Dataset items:
- - -
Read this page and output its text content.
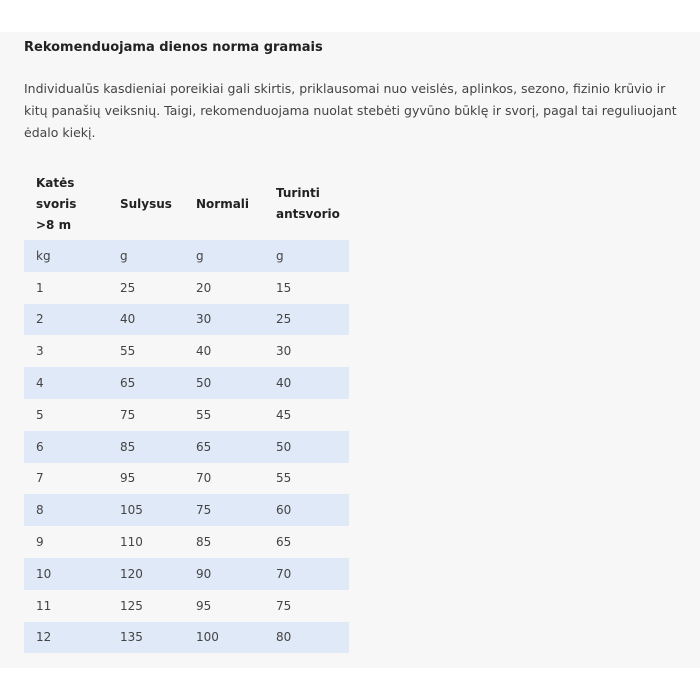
Rekomenduojama dienos norma gramais

Individualūs kasdieniai poreikiai gali skirtis, priklausomai nuo veislės, aplinkos, sezono, fizinio krūvio ir
kitų panašių veiksnių. Taigi, rekomenduojama nuolat stebėti gyvūno būklę ir svorį, pagal tai reguliuojant
ėdalo kiekį.

Katės
svoris
>8 m	Sulysus	Normali	Turinti
antsvorio
kg	g	g	g
1	25	20	15
2	40	30	25
3	55	40	30
4	65	50	40
5	75	55	45
6	85	65	50
7	95	70	55
8	105	75	60
9	110	85	65
10	120	90	70
11	125	95	75
12	135	100	80
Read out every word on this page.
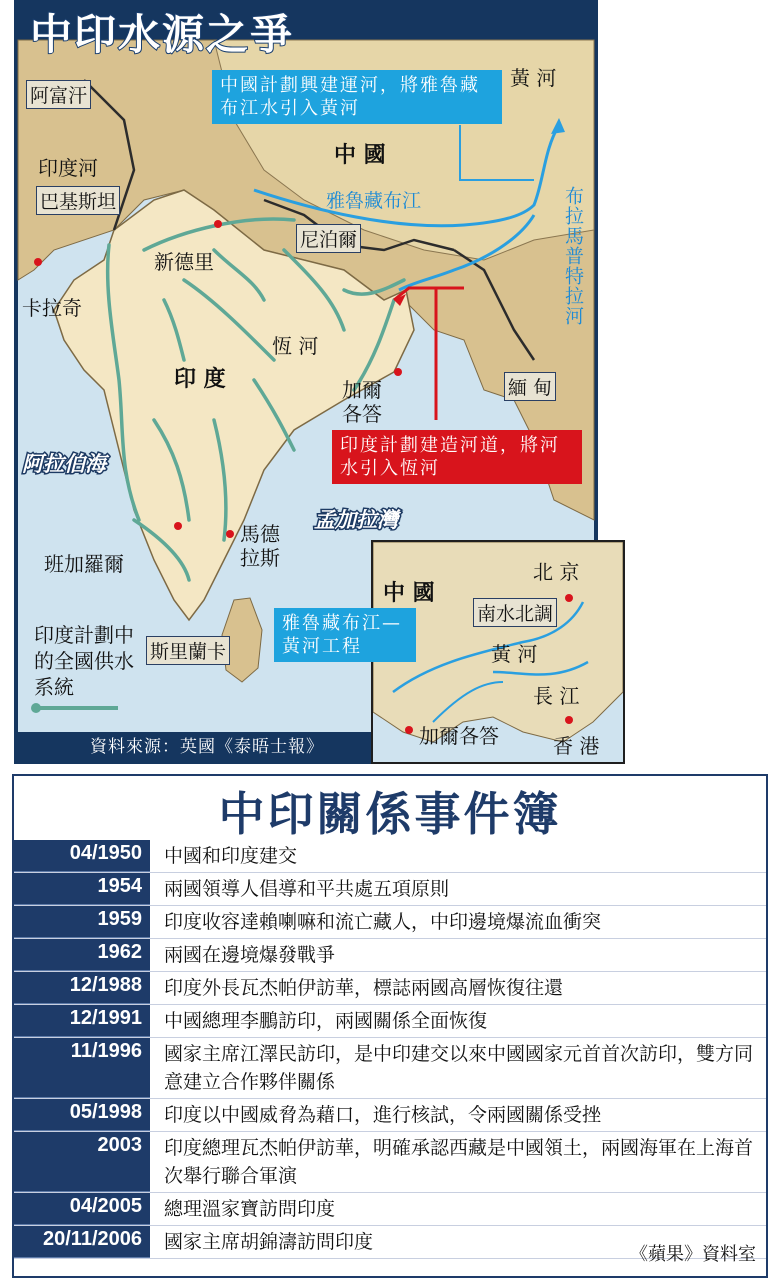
中印水源之爭
阿富汗
印度河
巴基斯坦
卡拉奇
新德里
尼泊爾
中 國
雅魯藏布江
黃 河
布拉馬普特拉河
恆 河
印 度	緬 甸
加爾各答
阿拉伯海
孟加拉灣
班加羅爾
馬德拉斯
斯里蘭卡
印度計劃中的全國供水系統
中國計劃興建運河，將雅魯藏布江水引入黃河
印度計劃建造河道，將河水引入恆河
中 國
北 京
南水北調
黃 河
長 江
香 港
加爾各答
雅魯藏布江—黃河工程
資料來源：英國《泰晤士報》
中印關係事件簿
04/1950	中國和印度建交
1954	兩國領導人倡導和平共處五項原則
1959	印度收容達賴喇嘛和流亡藏人，中印邊境爆流血衝突
1962	兩國在邊境爆發戰爭
12/1988	印度外長瓦杰帕伊訪華，標誌兩國高層恢復往還
12/1991	中國總理李鵬訪印，兩國關係全面恢復
11/1996	國家主席江澤民訪印，是中印建交以來中國國家元首首次訪印，雙方同意建立合作夥伴關係
05/1998	印度以中國威脅為藉口，進行核試，令兩國關係受挫
2003	印度總理瓦杰帕伊訪華，明確承認西藏是中國領土，兩國海軍在上海首次舉行聯合軍演
04/2005	總理溫家寶訪問印度
20/11/2006	國家主席胡錦濤訪問印度
《蘋果》資料室
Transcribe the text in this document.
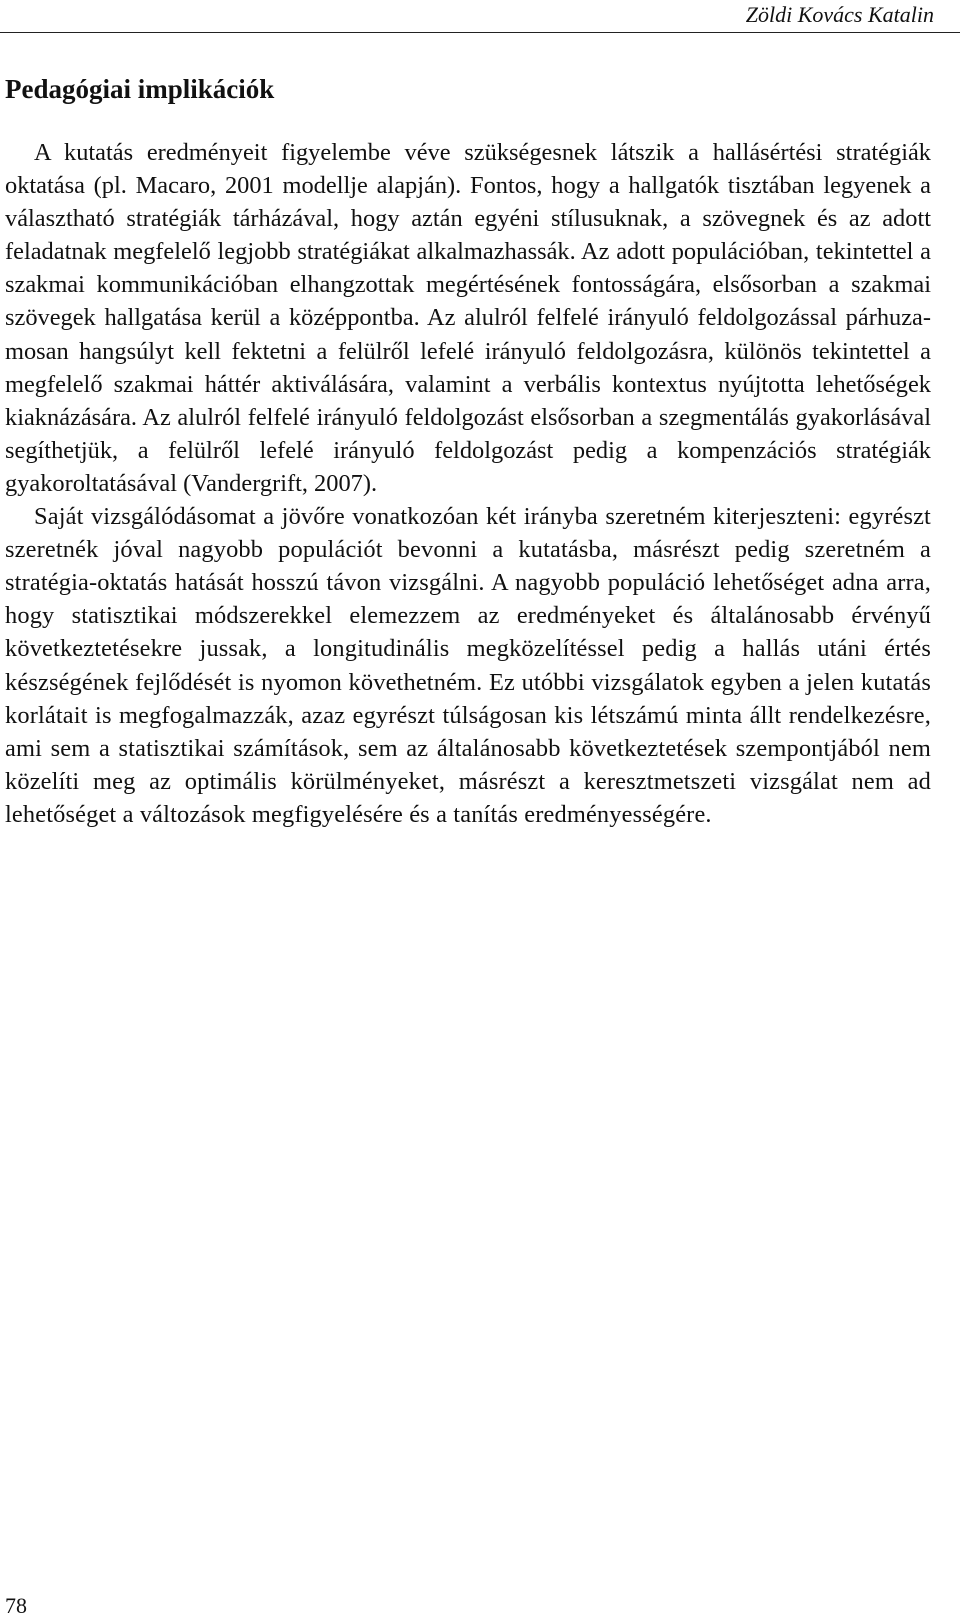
Zöldi Kovács Katalin
Pedagógiai implikációk

A kutatás eredményeit figyelembe véve szükségesnek látszik a hallásértési stratégiák oktatása (pl. Macaro, 2001 modellje alapján). Fontos, hogy a hallgatók tisztában legyenek a választható stratégiák tárházával, hogy aztán egyéni stílusuknak, a szövegnek és az adott feladatnak megfelelő legjobb stratégiákat alkalmazhassák. Az adott populációban, tekintettel a szakmai kommunikációban elhangzottak megértésének fontosságára, elsősorban a szakmai szövegek hallgatása kerül a középpontba. Az alulról felfelé irányuló feldolgozással párhuzamosan hangsúlyt kell fektetni a felülről lefelé irányuló feldolgozásra, különös tekintettel a megfelelő szakmai háttér aktiválására, valamint a verbális kontextus nyújtotta lehetőségek kiaknázására. Az alulról felfelé irányuló feldolgozást elsősorban a szegmentálás gyakorlásával segíthetjük, a felülről lefelé irányuló feldolgozást pedig a kompenzációs stratégiák gyakoroltatásával (Vandergrift, 2007).

Saját vizsgálódásomat a jövőre vonatkozóan két irányba szeretném kiterjeszteni: egyrészt szeretnék jóval nagyobb populációt bevonni a kutatásba, másrészt pedig szeretném a stratégia-oktatás hatását hosszú távon vizsgálni. A nagyobb populáció lehetőséget adna arra, hogy statisztikai módszerekkel elemezzem az eredményeket és általánosabb érvényű következtetésekre jussak, a longitudinális megközelítéssel pedig a hallás utáni értés készségének fejlődését is nyomon követhetném. Ez utóbbi vizsgálatok egyben a jelen kutatás korlátait is megfogalmazzák, azaz egyrészt túlságosan kis létszámú minta állt rendelkezésre, ami sem a statisztikai számítások, sem az általánosabb következtetések szempontjából nem közelíti meg az optimális körülményeket, másrészt a keresztmetszeti vizsgálat nem ad lehetőséget a változások megfigyelésére és a tanítás eredményességére.

78
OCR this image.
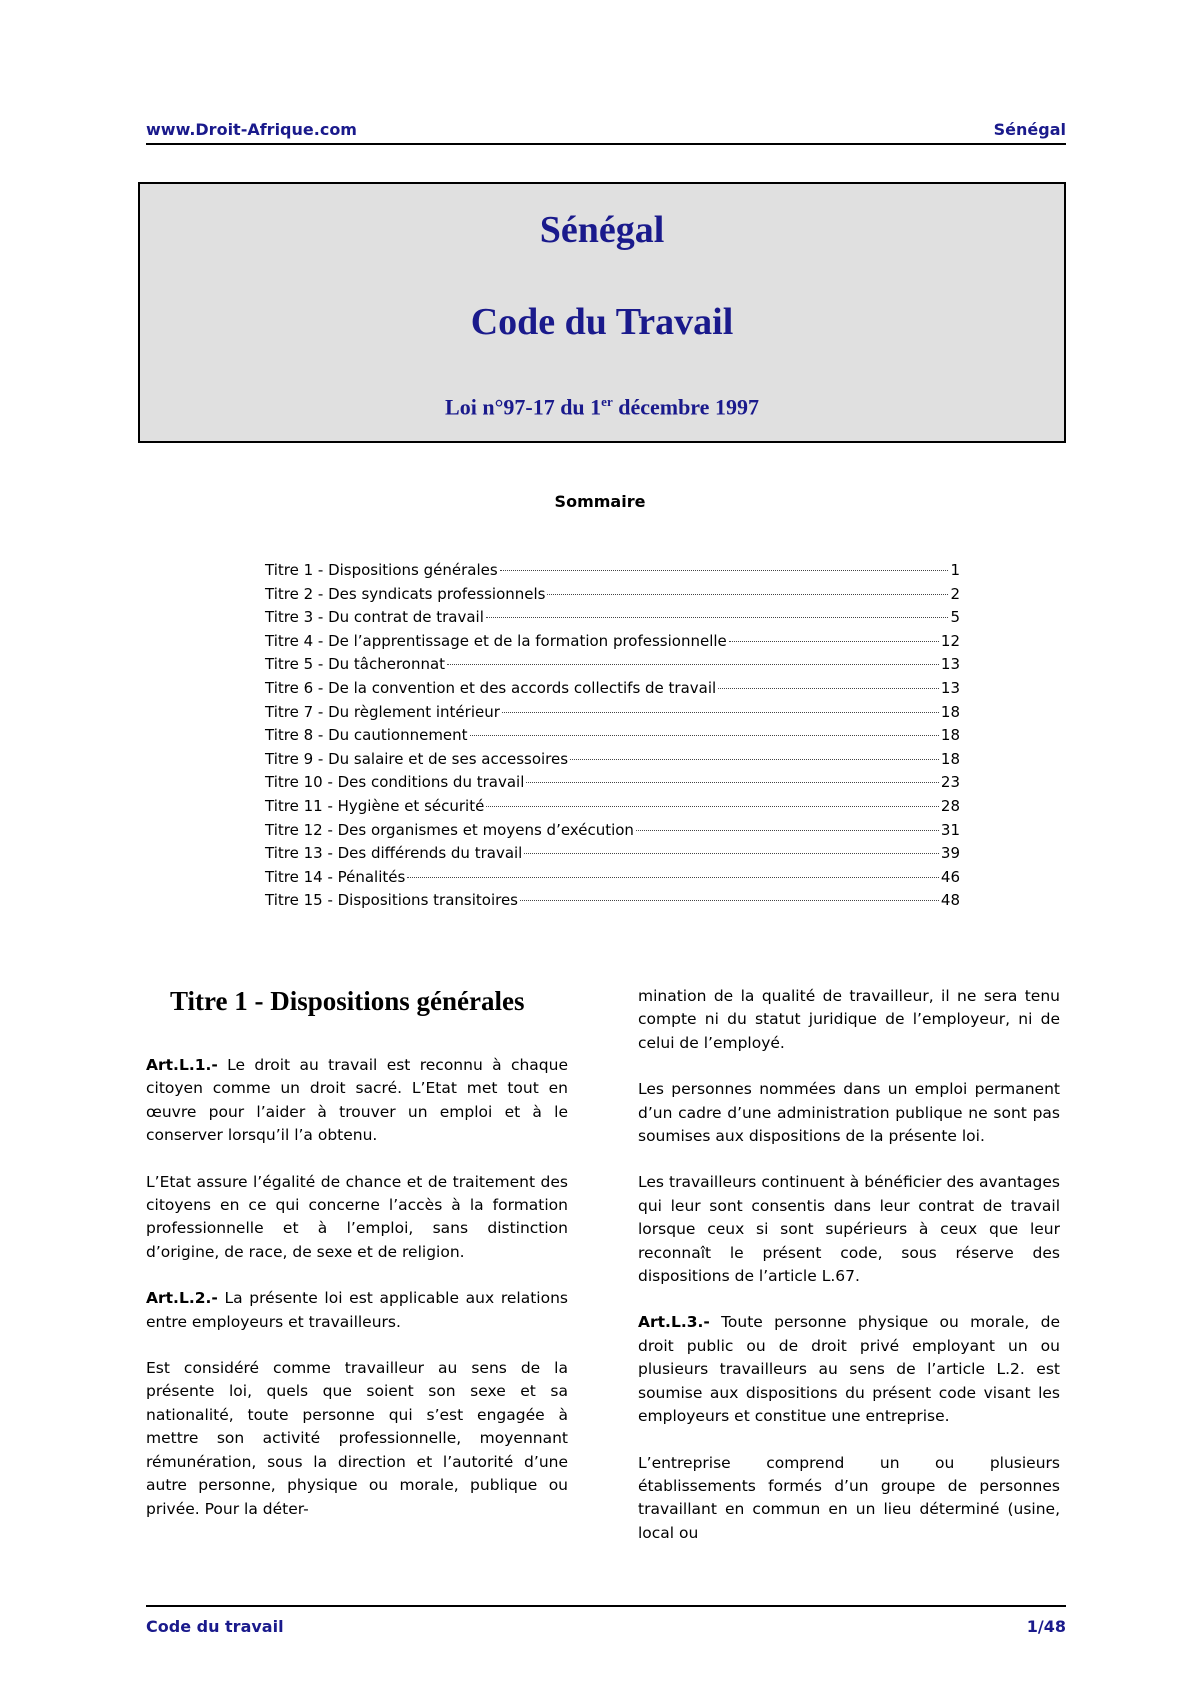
www.Droit-Afrique.com	Sénégal
Sénégal
Code du Travail
Loi n°97-17 du 1er décembre 1997
Sommaire
Titre 1 - Dispositions générales	1
Titre 2 - Des syndicats professionnels	2
Titre 3 - Du contrat de travail	5
Titre 4 - De l’apprentissage et de la formation professionnelle	12
Titre 5 - Du tâcheronnat	13
Titre 6 - De la convention et des accords collectifs de travail	13
Titre 7 - Du règlement intérieur	18
Titre 8 - Du cautionnement	18
Titre 9 - Du salaire et de ses accessoires	18
Titre 10 - Des conditions du travail	23
Titre 11 - Hygiène et sécurité	28
Titre 12 - Des organismes et moyens d’exécution	31
Titre 13 - Des différends du travail	39
Titre 14 - Pénalités	46
Titre 15 - Dispositions transitoires	48
Titre 1 - Dispositions générales

Art.L.1.- Le droit au travail est reconnu à chaque citoyen comme un droit sacré. L’Etat met tout en œuvre pour l’aider à trouver un emploi et à le conserver lorsqu’il l’a obtenu.

L’Etat assure l’égalité de chance et de traitement des citoyens en ce qui concerne l’accès à la formation professionnelle et à l’emploi, sans distinction d’origine, de race, de sexe et de religion.

Art.L.2.- La présente loi est applicable aux relations entre employeurs et travailleurs.

Est considéré comme travailleur au sens de la présente loi, quels que soient son sexe et sa nationalité, toute personne qui s’est engagée à mettre son activité professionnelle, moyennant rémunération, sous la direction et l’autorité d’une autre personne, physique ou morale, publique ou privée. Pour la déter-

mination de la qualité de travailleur, il ne sera tenu compte ni du statut juridique de l’employeur, ni de celui de l’employé.

Les personnes nommées dans un emploi permanent d’un cadre d’une administration publique ne sont pas soumises aux dispositions de la présente loi.

Les travailleurs continuent à bénéficier des avantages qui leur sont consentis dans leur contrat de travail lorsque ceux si sont supérieurs à ceux que leur reconnaît le présent code, sous réserve des dispositions de l’article L.67.

Art.L.3.- Toute personne physique ou morale, de droit public ou de droit privé employant un ou plusieurs travailleurs au sens de l’article L.2. est soumise aux dispositions du présent code visant les employeurs et constitue une entreprise.

L’entreprise comprend un ou plusieurs établissements formés d’un groupe de personnes travaillant en commun en un lieu déterminé (usine, local ou

Code du travail	1/48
- - -
Repeat each record exactly, with the pictures left out.

Full output:
Read this page and output its text content.
Rekomenduojama dienos norma gramais

Individualūs kasdieniai poreikiai gali skirtis, priklausomai nuo veislės, aplinkos, sezono, fizinio krūvio ir
kitų panašių veiksnių. Taigi, rekomenduojama nuolat stebėti gyvūno būklę ir svorį, pagal tai reguliuojant
ėdalo kiekį.

Katės
svoris
>8 m	Sulysus	Normali	Turinti
antsvorio
kg	g	g	g
1	25	20	15
2	40	30	25
3	55	40	30
4	65	50	40
5	75	55	45
6	85	65	50
7	95	70	55
8	105	75	60
9	110	85	65
10	120	90	70
11	125	95	75
12	135	100	80
Read out every word on this page.
中印水源之爭
阿富汗
印度河
巴基斯坦
卡拉奇
新德里
尼泊爾
中 國
雅魯藏布江
黃 河
布拉馬普特拉河
恆 河
印 度	緬 甸
加爾各答
阿拉伯海
孟加拉灣
班加羅爾
馬德拉斯
斯里蘭卡
印度計劃中的全國供水系統
中國計劃興建運河，將雅魯藏布江水引入黃河
印度計劃建造河道，將河水引入恆河
中 國
北 京
南水北調
黃 河
長 江
香 港
加爾各答
雅魯藏布江—黃河工程
資料來源：英國《泰晤士報》
中印關係事件簿
04/1950	中國和印度建交
1954	兩國領導人倡導和平共處五項原則
1959	印度收容達賴喇嘛和流亡藏人，中印邊境爆流血衝突
1962	兩國在邊境爆發戰爭
12/1988	印度外長瓦杰帕伊訪華，標誌兩國高層恢復往還
12/1991	中國總理李鵬訪印，兩國關係全面恢復
11/1996	國家主席江澤民訪印，是中印建交以來中國國家元首首次訪印，雙方同意建立合作夥伴關係
05/1998	印度以中國威脅為藉口，進行核試，令兩國關係受挫
2003	印度總理瓦杰帕伊訪華，明確承認西藏是中國領土，兩國海軍在上海首次舉行聯合軍演
04/2005	總理溫家寶訪問印度
20/11/2006	國家主席胡錦濤訪問印度
《蘋果》資料室
Transcribe the text in this document.
Zöldi Kovács Katalin
Pedagógiai implikációk

A kutatás eredményeit figyelembe véve szükségesnek látszik a hallásértési stratégiák oktatása (pl. Macaro, 2001 modellje alapján). Fontos, hogy a hallgatók tisztában legyenek a választható stratégiák tárházával, hogy aztán egyéni stílusuknak, a szövegnek és az adott feladatnak megfelelő legjobb stratégiákat alkalmazhassák. Az adott populációban, tekintettel a szakmai kommunikációban elhangzottak megértésének fontosságára, elsősorban a szakmai szövegek hallgatása kerül a középpontba. Az alulról felfelé irányuló feldolgozással párhuzamosan hangsúlyt kell fektetni a felülről lefelé irányuló feldolgozásra, különös tekintettel a megfelelő szakmai háttér aktiválására, valamint a verbális kontextus nyújtotta lehetőségek kiaknázására. Az alulról felfelé irányuló feldolgozást elsősorban a szegmentálás gyakorlásával segíthetjük, a felülről lefelé irányuló feldolgozást pedig a kompenzációs stratégiák gyakoroltatásával (Vandergrift, 2007).

Saját vizsgálódásomat a jövőre vonatkozóan két irányba szeretném kiterjeszteni: egyrészt szeretnék jóval nagyobb populációt bevonni a kutatásba, másrészt pedig szeretném a stratégia-oktatás hatását hosszú távon vizsgálni. A nagyobb populáció lehetőséget adna arra, hogy statisztikai módszerekkel elemezzem az eredményeket és általánosabb érvényű következtetésekre jussak, a longitudinális megközelítéssel pedig a hallás utáni értés készségének fejlődését is nyomon követhetném. Ez utóbbi vizsgálatok egyben a jelen kutatás korlátait is megfogalmazzák, azaz egyrészt túlságosan kis létszámú minta állt rendelkezésre, ami sem a statisztikai számítások, sem az általánosabb következtetések szempontjából nem közelíti meg az optimális körülményeket, másrészt a keresztmetszeti vizsgálat nem ad lehetőséget a változások megfigyelésére és a tanítás eredményességére.

78
OCR this image.
www.Droit-Afrique.com	Sénégal
Sénégal
Code du Travail
Loi n°97-17 du 1er décembre 1997
Sommaire
Titre 1 - Dispositions générales	1
Titre 2 - Des syndicats professionnels	2
Titre 3 - Du contrat de travail	5
Titre 4 - De l’apprentissage et de la formation professionnelle	12
Titre 5 - Du tâcheronnat	13
Titre 6 - De la convention et des accords collectifs de travail	13
Titre 7 - Du règlement intérieur	18
Titre 8 - Du cautionnement	18
Titre 9 - Du salaire et de ses accessoires	18
Titre 10 - Des conditions du travail	23
Titre 11 - Hygiène et sécurité	28
Titre 12 - Des organismes et moyens d’exécution	31
Titre 13 - Des différends du travail	39
Titre 14 - Pénalités	46
Titre 15 - Dispositions transitoires	48
Titre 1 - Dispositions générales

Art.L.1.- Le droit au travail est reconnu à chaque citoyen comme un droit sacré. L’Etat met tout en œuvre pour l’aider à trouver un emploi et à le conserver lorsqu’il l’a obtenu.

L’Etat assure l’égalité de chance et de traitement des citoyens en ce qui concerne l’accès à la formation professionnelle et à l’emploi, sans distinction d’origine, de race, de sexe et de religion.

Art.L.2.- La présente loi est applicable aux relations entre employeurs et travailleurs.

Est considéré comme travailleur au sens de la présente loi, quels que soient son sexe et sa nationalité, toute personne qui s’est engagée à mettre son activité professionnelle, moyennant rémunération, sous la direction et l’autorité d’une autre personne, physique ou morale, publique ou privée. Pour la déter-

mination de la qualité de travailleur, il ne sera tenu compte ni du statut juridique de l’employeur, ni de celui de l’employé.

Les personnes nommées dans un emploi permanent d’un cadre d’une administration publique ne sont pas soumises aux dispositions de la présente loi.

Les travailleurs continuent à bénéficier des avantages qui leur sont consentis dans leur contrat de travail lorsque ceux si sont supérieurs à ceux que leur reconnaît le présent code, sous réserve des dispositions de l’article L.67.

Art.L.3.- Toute personne physique ou morale, de droit public ou de droit privé employant un ou plusieurs travailleurs au sens de l’article L.2. est soumise aux dispositions du présent code visant les employeurs et constitue une entreprise.

L’entreprise comprend un ou plusieurs établissements formés d’un groupe de personnes travaillant en commun en un lieu déterminé (usine, local ou

Code du travail	1/48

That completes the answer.